-- start of Data provided --
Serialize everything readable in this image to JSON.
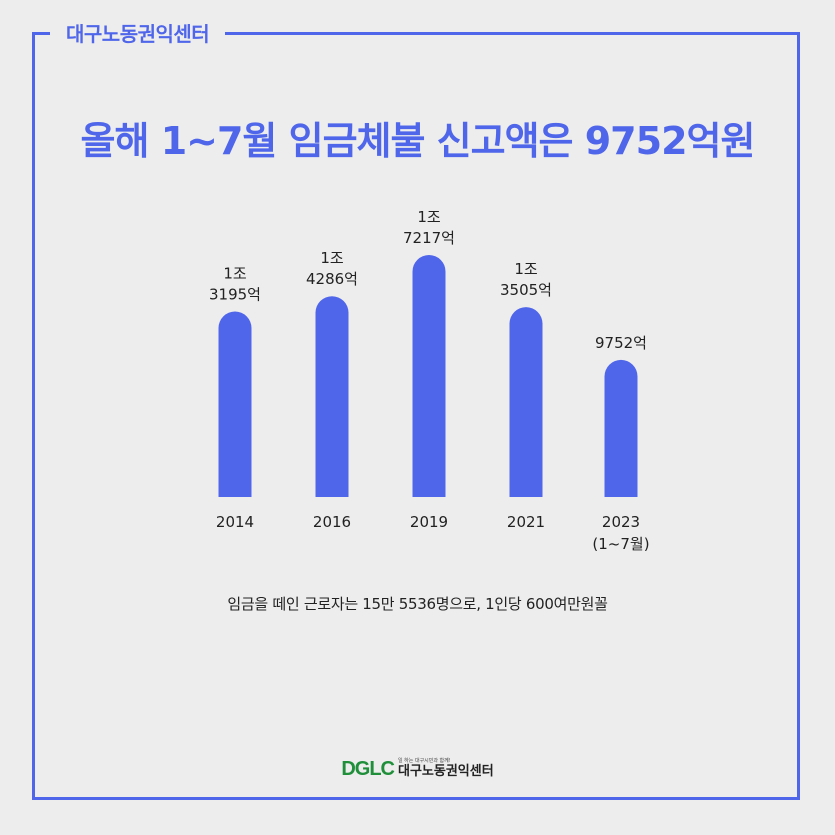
{
  "header": {
    "label": "대구노동권익센터"
  },
  "title": "올해 1~7월 임금체불 신고액은 9752억원",
  "subtitle": "임금을 떼인 근로자는 15만 5536명으로, 1인당 600여만원꼴",
  "footer": {
    "logo_mark": "DGLC",
    "tagline": "일 하는 대구시민과 함께!",
    "name": "대구노동권익센터"
  },
  "colors": {
    "accent": "#4f66ea",
    "background": "#ededed"
  },
  "chart_data": {
    "type": "bar",
    "categories": [
      "2014",
      "2016",
      "2019",
      "2021",
      "2023"
    ],
    "category_sublabels": [
      "",
      "",
      "",
      "",
      "(1~7월)"
    ],
    "values": [
      13195,
      14286,
      17217,
      13505,
      9752
    ],
    "value_labels": [
      [
        "1조",
        "3195억"
      ],
      [
        "1조",
        "4286억"
      ],
      [
        "1조",
        "7217억"
      ],
      [
        "1조",
        "3505억"
      ],
      [
        "9752억"
      ]
    ],
    "unit": "억원",
    "color": "#4f66ea",
    "grid": false,
    "legend": "none"
  }
}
-- end of Data provided --
**The task:** Pictures in the records above are not copied; print everything else exactly.

**Correct output:**
Serialize everything readable in this image to JSON.
{
  "header": {
    "label": "대구노동권익센터"
  },
  "title": "올해 1~7월 임금체불 신고액은 9752억원",
  "subtitle": "임금을 떼인 근로자는 15만 5536명으로, 1인당 600여만원꼴",
  "footer": {
    "logo_mark": "DGLC",
    "tagline": "일 하는 대구시민과 함께!",
    "name": "대구노동권익센터"
  },
  "colors": {
    "accent": "#4f66ea",
    "background": "#ededed"
  },
  "chart_data": {
    "type": "bar",
    "categories": [
      "2014",
      "2016",
      "2019",
      "2021",
      "2023"
    ],
    "category_sublabels": [
      "",
      "",
      "",
      "",
      "(1~7월)"
    ],
    "values": [
      13195,
      14286,
      17217,
      13505,
      9752
    ],
    "value_labels": [
      [
        "1조",
        "3195억"
      ],
      [
        "1조",
        "4286억"
      ],
      [
        "1조",
        "7217억"
      ],
      [
        "1조",
        "3505억"
      ],
      [
        "9752억"
      ]
    ],
    "unit": "억원",
    "color": "#4f66ea",
    "grid": false,
    "legend": "none"
  }
}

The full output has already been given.